### INSTRUCTIONS TO FOLLOW
Reproduce every line of the records below verbatim, without changing a character.

(Element location listings)
┏━━

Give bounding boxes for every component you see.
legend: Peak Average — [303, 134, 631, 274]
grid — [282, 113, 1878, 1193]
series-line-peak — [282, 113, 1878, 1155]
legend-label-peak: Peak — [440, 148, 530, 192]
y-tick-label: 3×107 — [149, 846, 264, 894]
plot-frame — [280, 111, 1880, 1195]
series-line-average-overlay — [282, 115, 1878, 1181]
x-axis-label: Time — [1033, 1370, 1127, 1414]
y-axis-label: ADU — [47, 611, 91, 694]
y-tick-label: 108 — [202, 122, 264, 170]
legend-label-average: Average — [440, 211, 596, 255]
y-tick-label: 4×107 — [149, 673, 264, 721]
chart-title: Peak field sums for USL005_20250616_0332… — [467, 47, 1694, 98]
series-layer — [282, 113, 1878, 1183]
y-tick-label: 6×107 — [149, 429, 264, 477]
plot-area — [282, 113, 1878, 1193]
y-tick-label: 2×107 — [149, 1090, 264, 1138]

┗━━

### FULL RESPONSE
Give bounding boxes for every component you see.
legend: Peak Average — [303, 134, 631, 274]
grid — [282, 113, 1878, 1193]
series-line-peak — [282, 113, 1878, 1155]
legend-label-peak: Peak — [440, 148, 530, 192]
y-tick-label: 3×107 — [149, 846, 264, 894]
plot-frame — [280, 111, 1880, 1195]
series-line-average-overlay — [282, 115, 1878, 1181]
x-axis-label: Time — [1033, 1370, 1127, 1414]
y-axis-label: ADU — [47, 611, 91, 694]
y-tick-label: 108 — [202, 122, 264, 170]
legend-label-average: Average — [440, 211, 596, 255]
y-tick-label: 4×107 — [149, 673, 264, 721]
chart-title: Peak field sums for USL005_20250616_0332… — [467, 47, 1694, 98]
series-layer — [282, 113, 1878, 1183]
y-tick-label: 6×107 — [149, 429, 264, 477]
plot-area — [282, 113, 1878, 1193]
y-tick-label: 2×107 — [149, 1090, 264, 1138]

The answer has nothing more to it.